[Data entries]
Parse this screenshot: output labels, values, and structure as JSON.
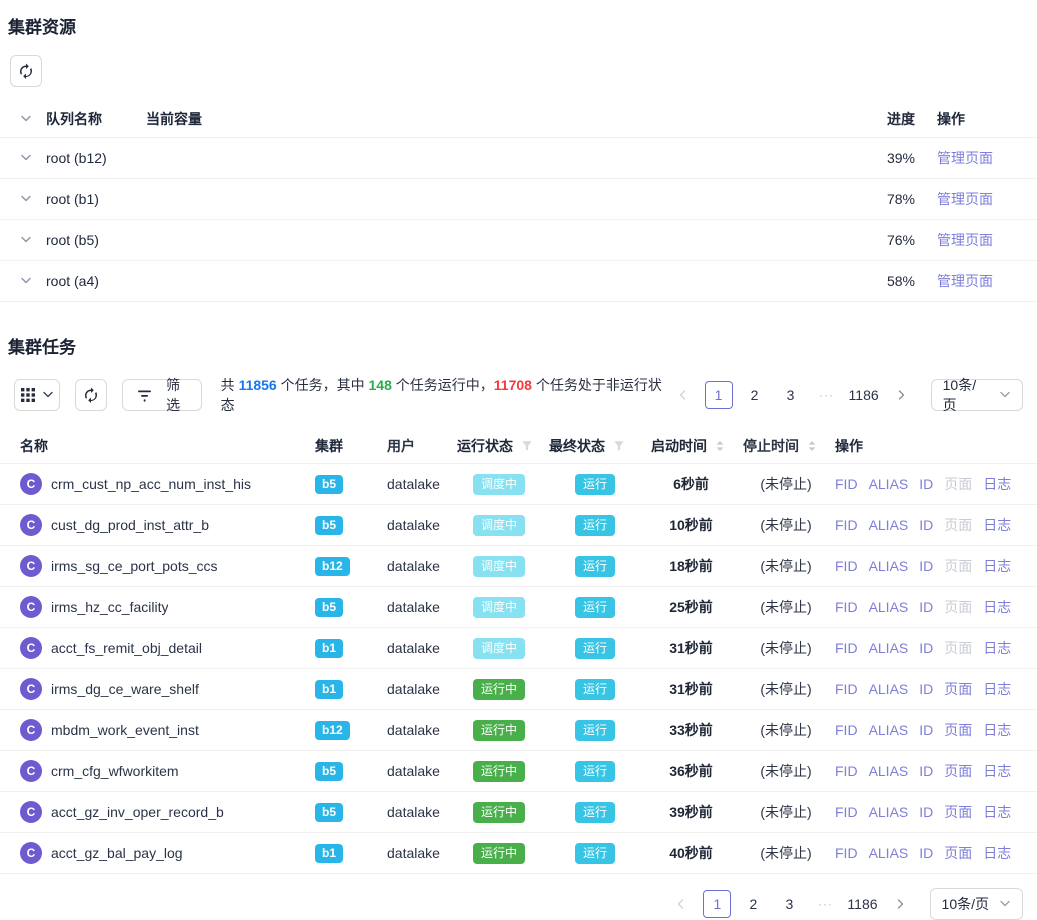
{
  "resources": {
    "title": "集群资源",
    "headers": {
      "queue": "队列名称",
      "capacity": "当前容量",
      "progress": "进度",
      "actions": "操作"
    },
    "manage_label": "管理页面",
    "rows": [
      {
        "name": "root (b12)",
        "percent": "39%"
      },
      {
        "name": "root (b1)",
        "percent": "78%"
      },
      {
        "name": "root (b5)",
        "percent": "76%"
      },
      {
        "name": "root (a4)",
        "percent": "58%"
      }
    ]
  },
  "tasks": {
    "title": "集群任务",
    "toolbar": {
      "filter_label": "筛选",
      "summary": {
        "prefix": "共 ",
        "total": "11856",
        "mid1": " 个任务，其中 ",
        "running": "148",
        "mid2": " 个任务运行中，",
        "nonrunning": "11708",
        "suffix": " 个任务处于非运行状态"
      }
    },
    "pagination": {
      "pages": [
        "1",
        "2",
        "3"
      ],
      "ellipsis": "···",
      "last": "1186",
      "page_size": "10条/页"
    },
    "headers": {
      "name": "名称",
      "cluster": "集群",
      "user": "用户",
      "run_status": "运行状态",
      "final_status": "最终状态",
      "start_time": "启动时间",
      "stop_time": "停止时间",
      "actions": "操作"
    },
    "ops": {
      "fid": "FID",
      "alias": "ALIAS",
      "id": "ID",
      "page": "页面",
      "log": "日志"
    },
    "rows": [
      {
        "avatar": "C",
        "name": "crm_cust_np_acc_num_inst_his",
        "cluster": "b5",
        "user": "datalake",
        "run_status": "调度中",
        "run_state": "scheduling",
        "final_status": "运行",
        "start": "6秒前",
        "stop": "(未停止)",
        "page_enabled": false
      },
      {
        "avatar": "C",
        "name": "cust_dg_prod_inst_attr_b",
        "cluster": "b5",
        "user": "datalake",
        "run_status": "调度中",
        "run_state": "scheduling",
        "final_status": "运行",
        "start": "10秒前",
        "stop": "(未停止)",
        "page_enabled": false
      },
      {
        "avatar": "C",
        "name": "irms_sg_ce_port_pots_ccs",
        "cluster": "b12",
        "user": "datalake",
        "run_status": "调度中",
        "run_state": "scheduling",
        "final_status": "运行",
        "start": "18秒前",
        "stop": "(未停止)",
        "page_enabled": false
      },
      {
        "avatar": "C",
        "name": "irms_hz_cc_facility",
        "cluster": "b5",
        "user": "datalake",
        "run_status": "调度中",
        "run_state": "scheduling",
        "final_status": "运行",
        "start": "25秒前",
        "stop": "(未停止)",
        "page_enabled": false
      },
      {
        "avatar": "C",
        "name": "acct_fs_remit_obj_detail",
        "cluster": "b1",
        "user": "datalake",
        "run_status": "调度中",
        "run_state": "scheduling",
        "final_status": "运行",
        "start": "31秒前",
        "stop": "(未停止)",
        "page_enabled": false
      },
      {
        "avatar": "C",
        "name": "irms_dg_ce_ware_shelf",
        "cluster": "b1",
        "user": "datalake",
        "run_status": "运行中",
        "run_state": "running",
        "final_status": "运行",
        "start": "31秒前",
        "stop": "(未停止)",
        "page_enabled": true
      },
      {
        "avatar": "C",
        "name": "mbdm_work_event_inst",
        "cluster": "b12",
        "user": "datalake",
        "run_status": "运行中",
        "run_state": "running",
        "final_status": "运行",
        "start": "33秒前",
        "stop": "(未停止)",
        "page_enabled": true
      },
      {
        "avatar": "C",
        "name": "crm_cfg_wfworkitem",
        "cluster": "b5",
        "user": "datalake",
        "run_status": "运行中",
        "run_state": "running",
        "final_status": "运行",
        "start": "36秒前",
        "stop": "(未停止)",
        "page_enabled": true
      },
      {
        "avatar": "C",
        "name": "acct_gz_inv_oper_record_b",
        "cluster": "b5",
        "user": "datalake",
        "run_status": "运行中",
        "run_state": "running",
        "final_status": "运行",
        "start": "39秒前",
        "stop": "(未停止)",
        "page_enabled": true
      },
      {
        "avatar": "C",
        "name": "acct_gz_bal_pay_log",
        "cluster": "b1",
        "user": "datalake",
        "run_status": "运行中",
        "run_state": "running",
        "final_status": "运行",
        "start": "40秒前",
        "stop": "(未停止)",
        "page_enabled": true
      }
    ]
  },
  "colors": {
    "link": "#7e7edb",
    "accent": "#6f6fd0",
    "cluster_badge": "#29b5e8",
    "badge_scheduling": "#87e1f0",
    "badge_running": "#49af4b",
    "badge_final": "#38c4e4",
    "num_blue": "#1677f0",
    "num_green": "#27ae4a",
    "num_red": "#f5383d",
    "progress_dark": "#0e76f6",
    "progress_light": "#3e96ff"
  }
}
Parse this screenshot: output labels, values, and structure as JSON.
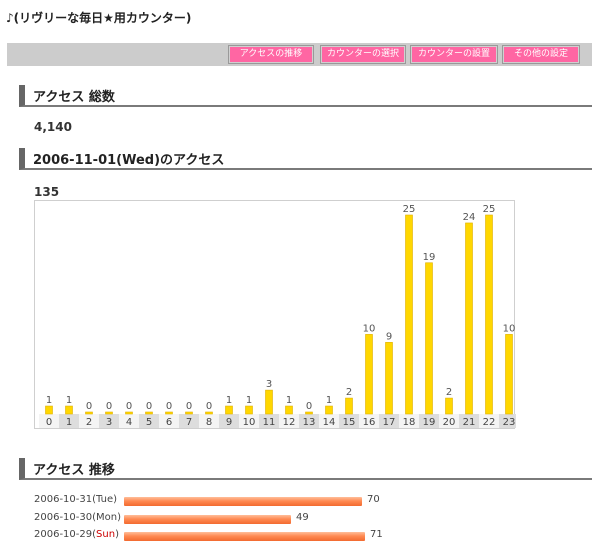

WRITTEN PROBLEM
Transcribe every entry word for word, but skip the pictures.

WRITTEN ANSWER
Parse this screenshot: output labels, values, and structure as JSON.
{
  "resources": {
    "title": "集群资源",
    "headers": {
      "queue": "队列名称",
      "capacity": "当前容量",
      "progress": "进度",
      "actions": "操作"
    },
    "manage_label": "管理页面",
    "rows": [
      {
        "name": "root (b12)",
        "percent": "39%"
      },
      {
        "name": "root (b1)",
        "percent": "78%"
      },
      {
        "name": "root (b5)",
        "percent": "76%"
      },
      {
        "name": "root (a4)",
        "percent": "58%"
      }
    ]
  },
  "tasks": {
    "title": "集群任务",
    "toolbar": {
      "filter_label": "筛选",
      "summary": {
        "prefix": "共 ",
        "total": "11856",
        "mid1": " 个任务，其中 ",
        "running": "148",
        "mid2": " 个任务运行中，",
        "nonrunning": "11708",
        "suffix": " 个任务处于非运行状态"
      }
    },
    "pagination": {
      "pages": [
        "1",
        "2",
        "3"
      ],
      "ellipsis": "···",
      "last": "1186",
      "page_size": "10条/页"
    },
    "headers": {
      "name": "名称",
      "cluster": "集群",
      "user": "用户",
      "run_status": "运行状态",
      "final_status": "最终状态",
      "start_time": "启动时间",
      "stop_time": "停止时间",
      "actions": "操作"
    },
    "ops": {
      "fid": "FID",
      "alias": "ALIAS",
      "id": "ID",
      "page": "页面",
      "log": "日志"
    },
    "rows": [
      {
        "avatar": "C",
        "name": "crm_cust_np_acc_num_inst_his",
        "cluster": "b5",
        "user": "datalake",
        "run_status": "调度中",
        "run_state": "scheduling",
        "final_status": "运行",
        "start": "6秒前",
        "stop": "(未停止)",
        "page_enabled": false
      },
      {
        "avatar": "C",
        "name": "cust_dg_prod_inst_attr_b",
        "cluster": "b5",
        "user": "datalake",
        "run_status": "调度中",
        "run_state": "scheduling",
        "final_status": "运行",
        "start": "10秒前",
        "stop": "(未停止)",
        "page_enabled": false
      },
      {
        "avatar": "C",
        "name": "irms_sg_ce_port_pots_ccs",
        "cluster": "b12",
        "user": "datalake",
        "run_status": "调度中",
        "run_state": "scheduling",
        "final_status": "运行",
        "start": "18秒前",
        "stop": "(未停止)",
        "page_enabled": false
      },
      {
        "avatar": "C",
        "name": "irms_hz_cc_facility",
        "cluster": "b5",
        "user": "datalake",
        "run_status": "调度中",
        "run_state": "scheduling",
        "final_status": "运行",
        "start": "25秒前",
        "stop": "(未停止)",
        "page_enabled": false
      },
      {
        "avatar": "C",
        "name": "acct_fs_remit_obj_detail",
        "cluster": "b1",
        "user": "datalake",
        "run_status": "调度中",
        "run_state": "scheduling",
        "final_status": "运行",
        "start": "31秒前",
        "stop": "(未停止)",
        "page_enabled": false
      },
      {
        "avatar": "C",
        "name": "irms_dg_ce_ware_shelf",
        "cluster": "b1",
        "user": "datalake",
        "run_status": "运行中",
        "run_state": "running",
        "final_status": "运行",
        "start": "31秒前",
        "stop": "(未停止)",
        "page_enabled": true
      },
      {
        "avatar": "C",
        "name": "mbdm_work_event_inst",
        "cluster": "b12",
        "user": "datalake",
        "run_status": "运行中",
        "run_state": "running",
        "final_status": "运行",
        "start": "33秒前",
        "stop": "(未停止)",
        "page_enabled": true
      },
      {
        "avatar": "C",
        "name": "crm_cfg_wfworkitem",
        "cluster": "b5",
        "user": "datalake",
        "run_status": "运行中",
        "run_state": "running",
        "final_status": "运行",
        "start": "36秒前",
        "stop": "(未停止)",
        "page_enabled": true
      },
      {
        "avatar": "C",
        "name": "acct_gz_inv_oper_record_b",
        "cluster": "b5",
        "user": "datalake",
        "run_status": "运行中",
        "run_state": "running",
        "final_status": "运行",
        "start": "39秒前",
        "stop": "(未停止)",
        "page_enabled": true
      },
      {
        "avatar": "C",
        "name": "acct_gz_bal_pay_log",
        "cluster": "b1",
        "user": "datalake",
        "run_status": "运行中",
        "run_state": "running",
        "final_status": "运行",
        "start": "40秒前",
        "stop": "(未停止)",
        "page_enabled": true
      }
    ]
  },
  "colors": {
    "link": "#7e7edb",
    "accent": "#6f6fd0",
    "cluster_badge": "#29b5e8",
    "badge_scheduling": "#87e1f0",
    "badge_running": "#49af4b",
    "badge_final": "#38c4e4",
    "num_blue": "#1677f0",
    "num_green": "#27ae4a",
    "num_red": "#f5383d",
    "progress_dark": "#0e76f6",
    "progress_light": "#3e96ff"
  }
}
Parse this screenshot: output labels, values, and structure as JSON.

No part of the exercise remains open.